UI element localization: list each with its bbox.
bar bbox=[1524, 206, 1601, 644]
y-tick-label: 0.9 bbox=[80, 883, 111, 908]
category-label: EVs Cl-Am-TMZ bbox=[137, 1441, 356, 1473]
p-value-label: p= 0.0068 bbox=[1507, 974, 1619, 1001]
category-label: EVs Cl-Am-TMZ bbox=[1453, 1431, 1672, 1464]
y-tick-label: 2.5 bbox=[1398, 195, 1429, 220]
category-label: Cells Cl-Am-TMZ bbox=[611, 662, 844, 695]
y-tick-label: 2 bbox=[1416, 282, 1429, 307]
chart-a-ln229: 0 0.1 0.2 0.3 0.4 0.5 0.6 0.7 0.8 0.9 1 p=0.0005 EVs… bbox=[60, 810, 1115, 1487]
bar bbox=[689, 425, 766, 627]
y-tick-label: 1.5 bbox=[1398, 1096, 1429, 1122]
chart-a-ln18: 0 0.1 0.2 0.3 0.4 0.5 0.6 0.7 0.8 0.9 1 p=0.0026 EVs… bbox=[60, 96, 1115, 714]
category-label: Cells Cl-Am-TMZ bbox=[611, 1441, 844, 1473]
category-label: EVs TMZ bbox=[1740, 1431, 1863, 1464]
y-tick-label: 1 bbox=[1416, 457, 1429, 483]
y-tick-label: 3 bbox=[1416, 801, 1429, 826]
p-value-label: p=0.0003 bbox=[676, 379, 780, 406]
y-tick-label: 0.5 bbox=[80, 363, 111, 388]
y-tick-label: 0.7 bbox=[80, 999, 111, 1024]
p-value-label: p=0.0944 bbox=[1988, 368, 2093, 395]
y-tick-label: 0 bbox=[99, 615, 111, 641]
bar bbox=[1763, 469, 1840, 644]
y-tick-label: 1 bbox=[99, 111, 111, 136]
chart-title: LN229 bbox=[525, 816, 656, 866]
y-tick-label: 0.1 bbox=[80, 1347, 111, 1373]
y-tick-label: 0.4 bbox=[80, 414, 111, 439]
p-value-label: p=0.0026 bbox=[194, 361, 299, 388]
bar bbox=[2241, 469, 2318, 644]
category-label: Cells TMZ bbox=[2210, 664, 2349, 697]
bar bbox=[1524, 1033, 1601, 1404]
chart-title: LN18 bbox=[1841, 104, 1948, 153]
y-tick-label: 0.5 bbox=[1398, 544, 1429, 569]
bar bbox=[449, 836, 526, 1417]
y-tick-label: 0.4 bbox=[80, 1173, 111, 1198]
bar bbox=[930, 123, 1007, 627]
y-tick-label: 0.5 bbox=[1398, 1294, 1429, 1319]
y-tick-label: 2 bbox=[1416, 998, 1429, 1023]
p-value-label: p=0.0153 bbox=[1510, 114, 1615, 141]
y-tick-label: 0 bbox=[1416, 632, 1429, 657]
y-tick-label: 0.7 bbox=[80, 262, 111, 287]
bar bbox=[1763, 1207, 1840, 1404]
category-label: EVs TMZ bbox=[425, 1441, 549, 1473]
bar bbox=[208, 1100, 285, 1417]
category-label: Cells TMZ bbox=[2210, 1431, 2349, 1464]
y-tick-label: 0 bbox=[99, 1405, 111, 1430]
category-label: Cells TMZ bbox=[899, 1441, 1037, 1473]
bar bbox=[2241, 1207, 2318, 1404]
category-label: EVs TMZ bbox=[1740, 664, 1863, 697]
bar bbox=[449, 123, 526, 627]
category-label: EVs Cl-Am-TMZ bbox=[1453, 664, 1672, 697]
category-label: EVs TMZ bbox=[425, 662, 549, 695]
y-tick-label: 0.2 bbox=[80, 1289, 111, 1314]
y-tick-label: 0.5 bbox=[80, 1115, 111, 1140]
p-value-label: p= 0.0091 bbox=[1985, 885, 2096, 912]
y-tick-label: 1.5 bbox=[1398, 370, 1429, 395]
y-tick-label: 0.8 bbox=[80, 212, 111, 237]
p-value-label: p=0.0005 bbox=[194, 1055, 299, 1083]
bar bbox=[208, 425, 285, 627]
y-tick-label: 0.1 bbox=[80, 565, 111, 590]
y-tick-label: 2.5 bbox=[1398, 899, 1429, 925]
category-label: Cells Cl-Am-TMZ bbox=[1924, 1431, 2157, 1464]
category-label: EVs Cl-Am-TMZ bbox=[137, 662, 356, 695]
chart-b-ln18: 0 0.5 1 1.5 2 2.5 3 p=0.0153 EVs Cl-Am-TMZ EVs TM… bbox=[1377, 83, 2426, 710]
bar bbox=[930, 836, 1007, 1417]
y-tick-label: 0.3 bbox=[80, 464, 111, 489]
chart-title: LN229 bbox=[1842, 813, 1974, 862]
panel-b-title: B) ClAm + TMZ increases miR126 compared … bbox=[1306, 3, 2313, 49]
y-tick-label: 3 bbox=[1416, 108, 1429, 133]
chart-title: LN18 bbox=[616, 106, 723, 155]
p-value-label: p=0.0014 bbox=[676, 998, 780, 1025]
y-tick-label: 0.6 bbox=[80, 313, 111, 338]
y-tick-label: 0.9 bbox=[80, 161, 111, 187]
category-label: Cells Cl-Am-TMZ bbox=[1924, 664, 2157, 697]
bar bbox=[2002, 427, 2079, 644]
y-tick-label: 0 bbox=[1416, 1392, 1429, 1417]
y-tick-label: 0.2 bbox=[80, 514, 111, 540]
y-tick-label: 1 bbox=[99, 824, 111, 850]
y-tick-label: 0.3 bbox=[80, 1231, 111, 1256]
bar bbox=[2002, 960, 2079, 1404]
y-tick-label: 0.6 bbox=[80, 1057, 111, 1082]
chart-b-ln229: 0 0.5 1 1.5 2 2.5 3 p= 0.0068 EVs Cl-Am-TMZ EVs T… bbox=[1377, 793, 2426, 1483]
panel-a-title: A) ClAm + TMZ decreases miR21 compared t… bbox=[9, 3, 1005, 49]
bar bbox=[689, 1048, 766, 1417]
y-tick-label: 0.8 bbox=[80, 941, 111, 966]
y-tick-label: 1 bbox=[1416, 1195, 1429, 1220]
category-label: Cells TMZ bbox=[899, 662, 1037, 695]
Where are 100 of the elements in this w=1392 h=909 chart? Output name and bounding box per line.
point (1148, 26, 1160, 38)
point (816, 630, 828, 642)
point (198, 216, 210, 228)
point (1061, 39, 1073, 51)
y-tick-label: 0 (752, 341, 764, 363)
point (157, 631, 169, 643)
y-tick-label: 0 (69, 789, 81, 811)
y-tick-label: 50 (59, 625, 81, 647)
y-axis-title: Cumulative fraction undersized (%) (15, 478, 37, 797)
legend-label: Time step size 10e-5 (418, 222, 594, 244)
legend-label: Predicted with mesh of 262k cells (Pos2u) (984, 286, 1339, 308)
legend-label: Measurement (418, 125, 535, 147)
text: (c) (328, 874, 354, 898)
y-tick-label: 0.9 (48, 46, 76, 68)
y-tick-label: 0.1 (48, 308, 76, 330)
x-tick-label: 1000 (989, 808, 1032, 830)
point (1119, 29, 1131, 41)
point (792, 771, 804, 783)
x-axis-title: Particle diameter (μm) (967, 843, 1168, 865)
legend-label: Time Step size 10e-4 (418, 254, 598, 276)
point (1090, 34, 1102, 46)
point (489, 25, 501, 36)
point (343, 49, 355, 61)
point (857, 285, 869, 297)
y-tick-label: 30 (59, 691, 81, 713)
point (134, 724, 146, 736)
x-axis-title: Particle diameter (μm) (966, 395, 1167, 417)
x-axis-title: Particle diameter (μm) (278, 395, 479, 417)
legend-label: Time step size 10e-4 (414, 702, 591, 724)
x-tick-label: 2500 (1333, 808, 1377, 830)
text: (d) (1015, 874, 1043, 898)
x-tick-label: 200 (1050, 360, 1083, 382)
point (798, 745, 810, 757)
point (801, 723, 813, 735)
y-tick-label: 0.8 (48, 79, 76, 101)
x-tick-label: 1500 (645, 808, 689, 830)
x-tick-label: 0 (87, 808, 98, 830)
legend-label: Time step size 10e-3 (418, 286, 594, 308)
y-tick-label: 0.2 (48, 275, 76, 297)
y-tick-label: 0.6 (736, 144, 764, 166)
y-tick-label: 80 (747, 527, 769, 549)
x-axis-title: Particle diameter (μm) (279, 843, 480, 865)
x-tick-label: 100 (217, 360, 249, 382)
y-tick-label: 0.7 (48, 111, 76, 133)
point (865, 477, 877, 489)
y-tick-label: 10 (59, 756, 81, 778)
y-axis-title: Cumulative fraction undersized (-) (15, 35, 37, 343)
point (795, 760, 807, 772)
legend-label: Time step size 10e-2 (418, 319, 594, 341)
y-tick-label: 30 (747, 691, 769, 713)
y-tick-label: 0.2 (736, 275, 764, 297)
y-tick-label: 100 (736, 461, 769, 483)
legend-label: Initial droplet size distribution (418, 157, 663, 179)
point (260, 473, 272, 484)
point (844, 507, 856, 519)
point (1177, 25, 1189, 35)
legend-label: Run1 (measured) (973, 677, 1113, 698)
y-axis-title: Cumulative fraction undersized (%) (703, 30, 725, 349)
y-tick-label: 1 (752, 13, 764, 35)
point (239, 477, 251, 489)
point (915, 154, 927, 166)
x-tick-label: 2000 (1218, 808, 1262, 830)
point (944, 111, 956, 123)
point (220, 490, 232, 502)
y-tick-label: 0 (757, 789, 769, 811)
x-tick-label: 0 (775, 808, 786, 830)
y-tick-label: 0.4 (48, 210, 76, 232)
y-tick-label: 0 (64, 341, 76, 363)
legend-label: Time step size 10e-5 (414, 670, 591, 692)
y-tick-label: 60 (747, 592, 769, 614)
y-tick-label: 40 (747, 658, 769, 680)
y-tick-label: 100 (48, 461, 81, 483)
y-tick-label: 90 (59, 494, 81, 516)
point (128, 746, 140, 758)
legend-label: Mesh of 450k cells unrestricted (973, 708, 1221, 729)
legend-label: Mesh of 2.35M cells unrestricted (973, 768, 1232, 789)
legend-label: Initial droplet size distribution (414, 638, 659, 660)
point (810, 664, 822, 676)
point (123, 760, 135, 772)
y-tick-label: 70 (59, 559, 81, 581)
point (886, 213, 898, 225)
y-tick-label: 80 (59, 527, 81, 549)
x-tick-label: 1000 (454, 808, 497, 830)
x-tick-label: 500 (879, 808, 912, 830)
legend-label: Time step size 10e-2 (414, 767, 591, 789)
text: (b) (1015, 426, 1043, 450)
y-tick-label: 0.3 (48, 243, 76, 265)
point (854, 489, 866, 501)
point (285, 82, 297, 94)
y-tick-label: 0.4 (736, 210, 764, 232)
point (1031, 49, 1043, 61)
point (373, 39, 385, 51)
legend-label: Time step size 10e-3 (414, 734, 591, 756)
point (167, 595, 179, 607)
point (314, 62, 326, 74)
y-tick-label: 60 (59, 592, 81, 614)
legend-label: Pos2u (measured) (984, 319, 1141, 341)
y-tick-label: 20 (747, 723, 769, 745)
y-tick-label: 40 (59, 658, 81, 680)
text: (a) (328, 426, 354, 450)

::::::::::

**Task goal:**
Scan the entries for the word "ClAm". Report each line that has it.

**Output for this exercise:**
panel-b-title: B) ClAm + TMZ increases miR126 compared … bbox=[1306, 3, 2313, 49]
panel-a-title: A) ClAm + TMZ decreases miR21 compared t… bbox=[9, 3, 1005, 49]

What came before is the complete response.